* **Prompt**: Repeat the material verbatim and drop the pictures.

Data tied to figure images
━━━━━━━━━━━━━━━━

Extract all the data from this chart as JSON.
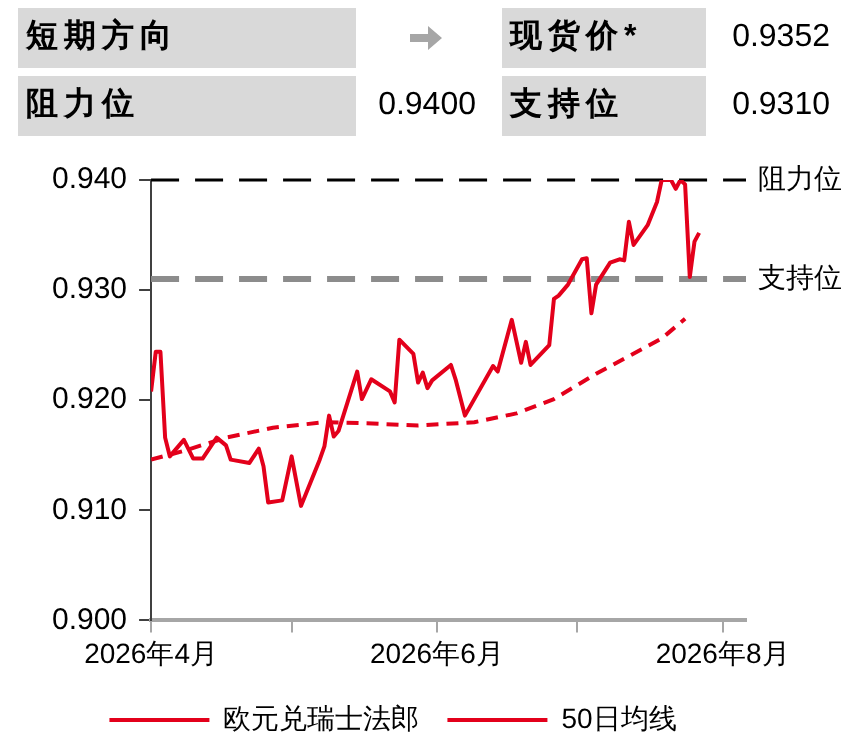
{
  "chart_data": [
    {
      "type": "other",
      "annotations": [
        "短期方向",
        "现货价*",
        "0.9352",
        "阻力位",
        "0.9400",
        "支持位",
        "0.9310"
      ]
    },
    {
      "type": "line",
      "marker": "none",
      "legend": "bottom",
      "grid": false,
      "xlim": [
        "2026-04-01",
        "2026-08-06"
      ],
      "xticks": [
        {
          "value": "2026-04-01",
          "label": "2026年4月"
        },
        {
          "value": "2026-05-01",
          "label": null
        },
        {
          "value": "2026-06-01",
          "label": "2026年6月"
        },
        {
          "value": "2026-07-01",
          "label": null
        },
        {
          "value": "2026-08-01",
          "label": "2026年8月"
        }
      ],
      "ylim": [
        0.9,
        0.94
      ],
      "yticks": [
        {
          "value": 0.9,
          "label": "0.900"
        },
        {
          "value": 0.91,
          "label": "0.910"
        },
        {
          "value": 0.92,
          "label": "0.920"
        },
        {
          "value": 0.93,
          "label": "0.930"
        },
        {
          "value": 0.94,
          "label": "0.940"
        }
      ],
      "ref_lines": [
        {
          "axis": "y",
          "value": 0.94,
          "label": "阻力位",
          "color": "#000000",
          "line_style": "dashed"
        },
        {
          "axis": "y",
          "value": 0.931,
          "label": "支持位",
          "color": "#8c8c8c",
          "line_style": "dashed"
        }
      ],
      "series": [
        {
          "name": "欧元兑瑞士法郎",
          "color": "#e3001b",
          "line_style": "solid",
          "x": [
            "2026-04-01",
            "2026-04-02",
            "2026-04-03",
            "2026-04-04",
            "2026-04-05",
            "2026-04-08",
            "2026-04-10",
            "2026-04-12",
            "2026-04-15",
            "2026-04-17",
            "2026-04-18",
            "2026-04-22",
            "2026-04-24",
            "2026-04-25",
            "2026-04-26",
            "2026-04-29",
            "2026-05-01",
            "2026-05-03",
            "2026-05-07",
            "2026-05-08",
            "2026-05-09",
            "2026-05-10",
            "2026-05-11",
            "2026-05-15",
            "2026-05-16",
            "2026-05-18",
            "2026-05-22",
            "2026-05-23",
            "2026-05-24",
            "2026-05-27",
            "2026-05-28",
            "2026-05-29",
            "2026-05-30",
            "2026-05-31",
            "2026-06-04",
            "2026-06-05",
            "2026-06-07",
            "2026-06-13",
            "2026-06-14",
            "2026-06-17",
            "2026-06-19",
            "2026-06-20",
            "2026-06-21",
            "2026-06-25",
            "2026-06-26",
            "2026-06-27",
            "2026-06-29",
            "2026-07-02",
            "2026-07-03",
            "2026-07-04",
            "2026-07-05",
            "2026-07-08",
            "2026-07-10",
            "2026-07-11",
            "2026-07-12",
            "2026-07-13",
            "2026-07-16",
            "2026-07-18",
            "2026-07-19",
            "2026-07-21",
            "2026-07-22",
            "2026-07-23",
            "2026-07-24",
            "2026-07-25",
            "2026-07-26",
            "2026-07-27"
          ],
          "values": [
            0.9208,
            0.9244,
            0.9244,
            0.9166,
            0.9149,
            0.9164,
            0.9147,
            0.9147,
            0.9166,
            0.9159,
            0.9146,
            0.9143,
            0.9156,
            0.914,
            0.9107,
            0.9109,
            0.9149,
            0.9104,
            0.9146,
            0.9158,
            0.9186,
            0.9167,
            0.9172,
            0.9226,
            0.9201,
            0.9219,
            0.9208,
            0.9198,
            0.9255,
            0.9242,
            0.9216,
            0.9225,
            0.9211,
            0.9218,
            0.9232,
            0.9219,
            0.9186,
            0.9231,
            0.9226,
            0.9273,
            0.9234,
            0.9253,
            0.9232,
            0.925,
            0.9292,
            0.9295,
            0.9305,
            0.9328,
            0.9329,
            0.9279,
            0.9305,
            0.9325,
            0.9328,
            0.9327,
            0.9362,
            0.9341,
            0.9359,
            0.938,
            0.94,
            0.94,
            0.9392,
            0.94,
            0.9396,
            0.9312,
            0.9344,
            0.9352
          ]
        },
        {
          "name": "50日均线",
          "color": "#e3001b",
          "line_style": "dashed",
          "x": [
            "2026-04-01",
            "2026-04-08",
            "2026-04-17",
            "2026-04-27",
            "2026-05-08",
            "2026-05-17",
            "2026-05-28",
            "2026-06-09",
            "2026-06-18",
            "2026-06-26",
            "2026-07-05",
            "2026-07-12",
            "2026-07-19",
            "2026-07-24"
          ],
          "values": [
            0.9146,
            0.9154,
            0.9166,
            0.9175,
            0.918,
            0.9179,
            0.9177,
            0.918,
            0.9188,
            0.9201,
            0.9224,
            0.924,
            0.9256,
            0.9274
          ]
        }
      ]
    }
  ]
}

━━━━━━━━━━━━━━━━

* **The answer**:
Extract all the data from this chart as JSON.
{
  "chart_data": [
    {
      "type": "other",
      "annotations": [
        "短期方向",
        "现货价*",
        "0.9352",
        "阻力位",
        "0.9400",
        "支持位",
        "0.9310"
      ]
    },
    {
      "type": "line",
      "marker": "none",
      "legend": "bottom",
      "grid": false,
      "xlim": [
        "2026-04-01",
        "2026-08-06"
      ],
      "xticks": [
        {
          "value": "2026-04-01",
          "label": "2026年4月"
        },
        {
          "value": "2026-05-01",
          "label": null
        },
        {
          "value": "2026-06-01",
          "label": "2026年6月"
        },
        {
          "value": "2026-07-01",
          "label": null
        },
        {
          "value": "2026-08-01",
          "label": "2026年8月"
        }
      ],
      "ylim": [
        0.9,
        0.94
      ],
      "yticks": [
        {
          "value": 0.9,
          "label": "0.900"
        },
        {
          "value": 0.91,
          "label": "0.910"
        },
        {
          "value": 0.92,
          "label": "0.920"
        },
        {
          "value": 0.93,
          "label": "0.930"
        },
        {
          "value": 0.94,
          "label": "0.940"
        }
      ],
      "ref_lines": [
        {
          "axis": "y",
          "value": 0.94,
          "label": "阻力位",
          "color": "#000000",
          "line_style": "dashed"
        },
        {
          "axis": "y",
          "value": 0.931,
          "label": "支持位",
          "color": "#8c8c8c",
          "line_style": "dashed"
        }
      ],
      "series": [
        {
          "name": "欧元兑瑞士法郎",
          "color": "#e3001b",
          "line_style": "solid",
          "x": [
            "2026-04-01",
            "2026-04-02",
            "2026-04-03",
            "2026-04-04",
            "2026-04-05",
            "2026-04-08",
            "2026-04-10",
            "2026-04-12",
            "2026-04-15",
            "2026-04-17",
            "2026-04-18",
            "2026-04-22",
            "2026-04-24",
            "2026-04-25",
            "2026-04-26",
            "2026-04-29",
            "2026-05-01",
            "2026-05-03",
            "2026-05-07",
            "2026-05-08",
            "2026-05-09",
            "2026-05-10",
            "2026-05-11",
            "2026-05-15",
            "2026-05-16",
            "2026-05-18",
            "2026-05-22",
            "2026-05-23",
            "2026-05-24",
            "2026-05-27",
            "2026-05-28",
            "2026-05-29",
            "2026-05-30",
            "2026-05-31",
            "2026-06-04",
            "2026-06-05",
            "2026-06-07",
            "2026-06-13",
            "2026-06-14",
            "2026-06-17",
            "2026-06-19",
            "2026-06-20",
            "2026-06-21",
            "2026-06-25",
            "2026-06-26",
            "2026-06-27",
            "2026-06-29",
            "2026-07-02",
            "2026-07-03",
            "2026-07-04",
            "2026-07-05",
            "2026-07-08",
            "2026-07-10",
            "2026-07-11",
            "2026-07-12",
            "2026-07-13",
            "2026-07-16",
            "2026-07-18",
            "2026-07-19",
            "2026-07-21",
            "2026-07-22",
            "2026-07-23",
            "2026-07-24",
            "2026-07-25",
            "2026-07-26",
            "2026-07-27"
          ],
          "values": [
            0.9208,
            0.9244,
            0.9244,
            0.9166,
            0.9149,
            0.9164,
            0.9147,
            0.9147,
            0.9166,
            0.9159,
            0.9146,
            0.9143,
            0.9156,
            0.914,
            0.9107,
            0.9109,
            0.9149,
            0.9104,
            0.9146,
            0.9158,
            0.9186,
            0.9167,
            0.9172,
            0.9226,
            0.9201,
            0.9219,
            0.9208,
            0.9198,
            0.9255,
            0.9242,
            0.9216,
            0.9225,
            0.9211,
            0.9218,
            0.9232,
            0.9219,
            0.9186,
            0.9231,
            0.9226,
            0.9273,
            0.9234,
            0.9253,
            0.9232,
            0.925,
            0.9292,
            0.9295,
            0.9305,
            0.9328,
            0.9329,
            0.9279,
            0.9305,
            0.9325,
            0.9328,
            0.9327,
            0.9362,
            0.9341,
            0.9359,
            0.938,
            0.94,
            0.94,
            0.9392,
            0.94,
            0.9396,
            0.9312,
            0.9344,
            0.9352
          ]
        },
        {
          "name": "50日均线",
          "color": "#e3001b",
          "line_style": "dashed",
          "x": [
            "2026-04-01",
            "2026-04-08",
            "2026-04-17",
            "2026-04-27",
            "2026-05-08",
            "2026-05-17",
            "2026-05-28",
            "2026-06-09",
            "2026-06-18",
            "2026-06-26",
            "2026-07-05",
            "2026-07-12",
            "2026-07-19",
            "2026-07-24"
          ],
          "values": [
            0.9146,
            0.9154,
            0.9166,
            0.9175,
            0.918,
            0.9179,
            0.9177,
            0.918,
            0.9188,
            0.9201,
            0.9224,
            0.924,
            0.9256,
            0.9274
          ]
        }
      ]
    }
  ]
}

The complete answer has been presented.